(Item position entries)
------------------------------------------------------------------------
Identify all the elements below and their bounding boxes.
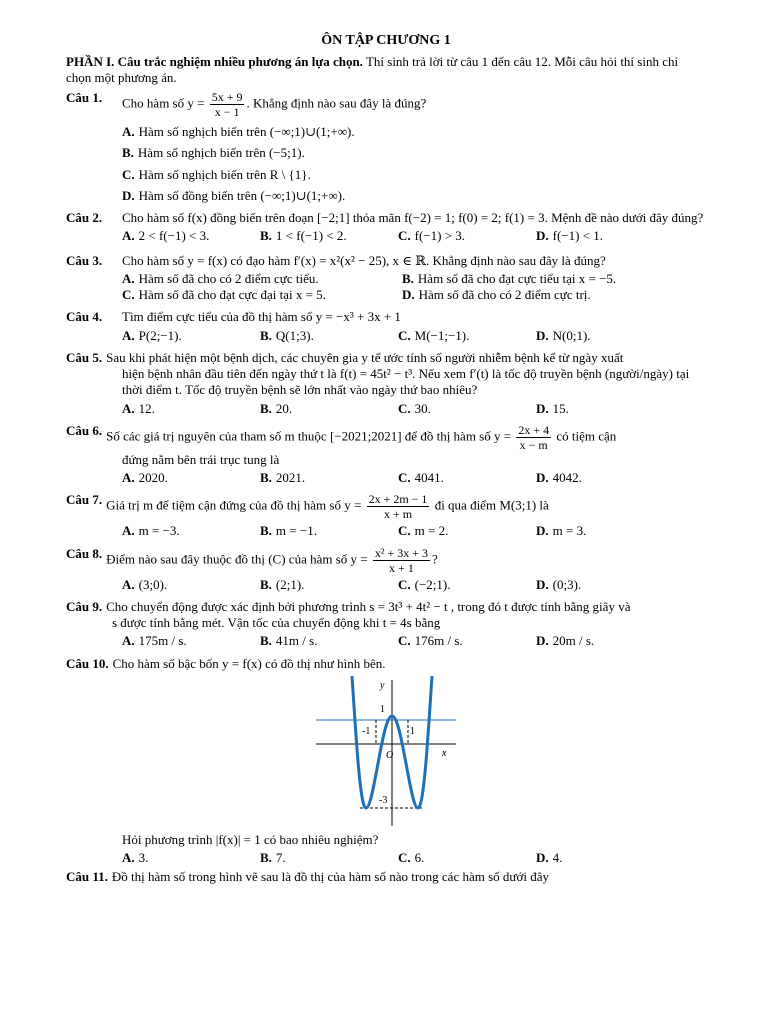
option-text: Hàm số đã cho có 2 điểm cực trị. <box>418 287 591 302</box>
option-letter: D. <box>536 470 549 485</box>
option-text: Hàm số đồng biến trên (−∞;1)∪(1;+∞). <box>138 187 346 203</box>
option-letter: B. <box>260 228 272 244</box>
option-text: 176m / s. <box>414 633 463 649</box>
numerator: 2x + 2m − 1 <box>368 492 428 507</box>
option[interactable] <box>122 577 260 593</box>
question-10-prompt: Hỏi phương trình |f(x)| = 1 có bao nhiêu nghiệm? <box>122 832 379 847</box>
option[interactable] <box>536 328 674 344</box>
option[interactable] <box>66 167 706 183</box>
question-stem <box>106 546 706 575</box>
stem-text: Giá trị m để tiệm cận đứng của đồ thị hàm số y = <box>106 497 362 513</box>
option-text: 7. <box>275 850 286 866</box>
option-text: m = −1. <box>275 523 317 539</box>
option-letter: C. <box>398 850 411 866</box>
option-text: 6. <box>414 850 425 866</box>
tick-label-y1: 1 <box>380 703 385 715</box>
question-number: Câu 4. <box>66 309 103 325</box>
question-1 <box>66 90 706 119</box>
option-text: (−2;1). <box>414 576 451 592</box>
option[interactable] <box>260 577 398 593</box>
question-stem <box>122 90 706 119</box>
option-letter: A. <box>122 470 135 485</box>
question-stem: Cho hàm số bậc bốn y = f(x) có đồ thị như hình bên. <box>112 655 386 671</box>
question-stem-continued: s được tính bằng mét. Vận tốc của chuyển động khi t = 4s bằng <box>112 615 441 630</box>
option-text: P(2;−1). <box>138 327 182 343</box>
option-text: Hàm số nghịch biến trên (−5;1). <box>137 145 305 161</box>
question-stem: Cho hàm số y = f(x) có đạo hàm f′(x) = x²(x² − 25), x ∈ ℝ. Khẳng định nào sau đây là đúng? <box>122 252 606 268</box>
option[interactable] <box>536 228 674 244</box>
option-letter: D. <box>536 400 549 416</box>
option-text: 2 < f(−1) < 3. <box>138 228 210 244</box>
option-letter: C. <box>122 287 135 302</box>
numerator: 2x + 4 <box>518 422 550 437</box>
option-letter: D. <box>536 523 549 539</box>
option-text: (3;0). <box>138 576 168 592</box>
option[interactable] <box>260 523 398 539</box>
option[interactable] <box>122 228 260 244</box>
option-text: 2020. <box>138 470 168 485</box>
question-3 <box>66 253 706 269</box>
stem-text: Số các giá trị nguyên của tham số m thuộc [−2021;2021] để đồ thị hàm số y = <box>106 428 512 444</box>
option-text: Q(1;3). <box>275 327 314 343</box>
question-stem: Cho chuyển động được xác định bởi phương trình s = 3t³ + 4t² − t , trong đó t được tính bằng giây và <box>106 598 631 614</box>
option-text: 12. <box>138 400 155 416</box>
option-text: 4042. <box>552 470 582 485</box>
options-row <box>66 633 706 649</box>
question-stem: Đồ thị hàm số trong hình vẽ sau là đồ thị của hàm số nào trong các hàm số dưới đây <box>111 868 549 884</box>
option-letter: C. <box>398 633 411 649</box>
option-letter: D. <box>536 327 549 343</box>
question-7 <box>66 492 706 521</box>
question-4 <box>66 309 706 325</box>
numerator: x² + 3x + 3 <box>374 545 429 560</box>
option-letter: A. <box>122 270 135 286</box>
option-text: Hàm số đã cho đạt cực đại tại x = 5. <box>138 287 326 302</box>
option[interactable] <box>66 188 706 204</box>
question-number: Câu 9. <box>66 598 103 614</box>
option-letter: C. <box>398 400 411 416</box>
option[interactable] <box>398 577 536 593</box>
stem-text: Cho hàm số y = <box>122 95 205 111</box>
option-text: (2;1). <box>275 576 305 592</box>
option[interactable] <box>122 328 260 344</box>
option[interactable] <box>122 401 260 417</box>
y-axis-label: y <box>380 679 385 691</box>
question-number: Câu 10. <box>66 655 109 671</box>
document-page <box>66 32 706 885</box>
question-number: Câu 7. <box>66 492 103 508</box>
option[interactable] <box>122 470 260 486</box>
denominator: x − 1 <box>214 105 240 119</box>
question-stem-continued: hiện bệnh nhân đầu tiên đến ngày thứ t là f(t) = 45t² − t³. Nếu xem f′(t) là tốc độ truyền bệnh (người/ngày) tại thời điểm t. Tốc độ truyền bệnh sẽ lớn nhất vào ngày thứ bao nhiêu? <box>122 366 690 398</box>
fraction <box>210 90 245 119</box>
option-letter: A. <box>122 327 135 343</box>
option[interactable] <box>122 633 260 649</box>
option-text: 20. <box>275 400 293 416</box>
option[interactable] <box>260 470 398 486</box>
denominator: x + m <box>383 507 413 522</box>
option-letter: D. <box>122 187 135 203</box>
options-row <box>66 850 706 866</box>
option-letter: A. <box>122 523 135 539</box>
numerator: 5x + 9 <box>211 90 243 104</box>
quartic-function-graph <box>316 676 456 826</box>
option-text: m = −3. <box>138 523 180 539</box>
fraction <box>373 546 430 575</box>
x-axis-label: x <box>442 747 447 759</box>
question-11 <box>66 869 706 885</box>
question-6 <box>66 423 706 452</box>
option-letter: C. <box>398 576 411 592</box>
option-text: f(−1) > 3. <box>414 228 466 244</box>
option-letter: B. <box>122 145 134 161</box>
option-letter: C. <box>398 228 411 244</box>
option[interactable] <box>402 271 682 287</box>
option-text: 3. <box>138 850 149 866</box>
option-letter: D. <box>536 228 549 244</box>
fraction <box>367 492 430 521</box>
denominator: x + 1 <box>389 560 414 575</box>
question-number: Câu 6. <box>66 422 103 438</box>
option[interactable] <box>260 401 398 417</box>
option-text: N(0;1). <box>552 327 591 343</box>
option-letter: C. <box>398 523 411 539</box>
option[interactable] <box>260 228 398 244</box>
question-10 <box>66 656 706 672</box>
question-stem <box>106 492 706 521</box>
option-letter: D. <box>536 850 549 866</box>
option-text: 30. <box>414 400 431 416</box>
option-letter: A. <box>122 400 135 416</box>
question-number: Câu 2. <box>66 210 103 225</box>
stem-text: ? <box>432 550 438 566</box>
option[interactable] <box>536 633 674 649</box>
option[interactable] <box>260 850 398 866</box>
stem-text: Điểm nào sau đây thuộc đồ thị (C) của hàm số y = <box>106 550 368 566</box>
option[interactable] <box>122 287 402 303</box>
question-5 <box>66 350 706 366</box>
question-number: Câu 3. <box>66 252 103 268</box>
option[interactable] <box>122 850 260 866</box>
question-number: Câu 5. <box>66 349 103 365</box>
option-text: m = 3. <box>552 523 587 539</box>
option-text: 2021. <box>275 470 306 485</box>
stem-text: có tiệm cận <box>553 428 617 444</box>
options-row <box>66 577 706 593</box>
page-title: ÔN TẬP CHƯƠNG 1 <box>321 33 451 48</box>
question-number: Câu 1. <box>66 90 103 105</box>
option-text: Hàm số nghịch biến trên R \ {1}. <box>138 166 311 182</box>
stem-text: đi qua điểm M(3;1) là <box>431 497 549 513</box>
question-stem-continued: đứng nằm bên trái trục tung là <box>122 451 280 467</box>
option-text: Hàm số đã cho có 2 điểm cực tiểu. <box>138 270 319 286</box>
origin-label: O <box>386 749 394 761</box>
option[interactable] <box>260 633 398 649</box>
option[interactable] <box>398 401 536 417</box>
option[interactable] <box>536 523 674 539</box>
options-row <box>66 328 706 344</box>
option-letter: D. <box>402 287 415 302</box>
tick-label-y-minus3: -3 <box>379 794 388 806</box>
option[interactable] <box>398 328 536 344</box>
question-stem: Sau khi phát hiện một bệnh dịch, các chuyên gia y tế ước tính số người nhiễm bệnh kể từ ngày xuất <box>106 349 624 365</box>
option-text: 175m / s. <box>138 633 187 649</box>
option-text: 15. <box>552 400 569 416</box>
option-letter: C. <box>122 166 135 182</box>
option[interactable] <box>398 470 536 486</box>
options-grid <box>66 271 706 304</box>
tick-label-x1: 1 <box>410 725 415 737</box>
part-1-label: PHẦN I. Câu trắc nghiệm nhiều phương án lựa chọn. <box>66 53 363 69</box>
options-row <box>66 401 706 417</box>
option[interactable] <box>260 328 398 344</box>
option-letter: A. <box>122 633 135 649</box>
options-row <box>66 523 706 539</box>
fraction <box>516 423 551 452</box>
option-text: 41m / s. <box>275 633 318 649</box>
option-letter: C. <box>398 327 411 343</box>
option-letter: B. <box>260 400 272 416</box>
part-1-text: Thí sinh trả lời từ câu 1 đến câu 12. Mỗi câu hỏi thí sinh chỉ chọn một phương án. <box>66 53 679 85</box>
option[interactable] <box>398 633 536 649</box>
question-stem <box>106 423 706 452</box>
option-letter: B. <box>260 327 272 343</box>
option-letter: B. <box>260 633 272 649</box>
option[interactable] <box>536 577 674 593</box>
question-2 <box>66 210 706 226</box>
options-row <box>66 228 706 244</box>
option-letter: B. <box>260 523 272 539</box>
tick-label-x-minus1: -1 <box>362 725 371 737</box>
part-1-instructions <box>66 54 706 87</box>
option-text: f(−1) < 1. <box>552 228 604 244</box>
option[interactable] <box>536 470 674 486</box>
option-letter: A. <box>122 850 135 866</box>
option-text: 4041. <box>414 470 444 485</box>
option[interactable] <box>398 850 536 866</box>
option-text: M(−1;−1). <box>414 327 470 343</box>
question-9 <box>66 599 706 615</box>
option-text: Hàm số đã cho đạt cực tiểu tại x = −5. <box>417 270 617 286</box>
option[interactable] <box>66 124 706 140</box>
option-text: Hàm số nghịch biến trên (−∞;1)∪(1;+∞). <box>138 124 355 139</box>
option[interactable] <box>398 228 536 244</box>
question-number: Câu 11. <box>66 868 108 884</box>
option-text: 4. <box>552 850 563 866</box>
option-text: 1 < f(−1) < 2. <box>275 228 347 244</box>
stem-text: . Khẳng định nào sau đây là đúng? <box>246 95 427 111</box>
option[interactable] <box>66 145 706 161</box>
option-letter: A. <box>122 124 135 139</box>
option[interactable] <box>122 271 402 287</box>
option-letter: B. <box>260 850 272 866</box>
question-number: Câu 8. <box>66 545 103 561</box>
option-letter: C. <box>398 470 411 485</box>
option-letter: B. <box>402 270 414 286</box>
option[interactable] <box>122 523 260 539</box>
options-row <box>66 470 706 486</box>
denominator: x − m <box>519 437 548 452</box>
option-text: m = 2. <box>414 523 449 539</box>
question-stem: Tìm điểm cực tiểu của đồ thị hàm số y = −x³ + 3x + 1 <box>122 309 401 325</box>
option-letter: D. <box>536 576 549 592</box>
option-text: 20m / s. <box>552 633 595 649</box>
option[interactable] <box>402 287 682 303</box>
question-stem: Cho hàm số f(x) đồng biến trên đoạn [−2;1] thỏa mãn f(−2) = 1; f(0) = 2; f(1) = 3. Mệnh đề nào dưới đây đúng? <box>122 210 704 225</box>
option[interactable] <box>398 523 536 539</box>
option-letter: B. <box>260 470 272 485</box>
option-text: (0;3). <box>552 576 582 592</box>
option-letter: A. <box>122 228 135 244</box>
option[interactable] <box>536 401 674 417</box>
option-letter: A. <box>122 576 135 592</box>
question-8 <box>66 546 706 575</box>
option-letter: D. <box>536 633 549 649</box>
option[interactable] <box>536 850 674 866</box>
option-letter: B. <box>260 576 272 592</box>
------------------------------------------------------------------------
Copy the rows above verbatim, beginning with the row that contains "option-text: Hàm số đã cho có 2 điểm cực trị." and ending with the row that contains "option[interactable] <box>122 577".

option-text: Hàm số đã cho có 2 điểm cực trị. <box>418 287 591 302</box>
option-letter: D. <box>536 470 549 485</box>
option-text: Hàm số đồng biến trên (−∞;1)∪(1;+∞). <box>138 187 346 203</box>
option-letter: B. <box>260 228 272 244</box>
option-text: 176m / s. <box>414 633 463 649</box>
numerator: 2x + 2m − 1 <box>368 492 428 507</box>
option[interactable] <box>122 577 260 593</box>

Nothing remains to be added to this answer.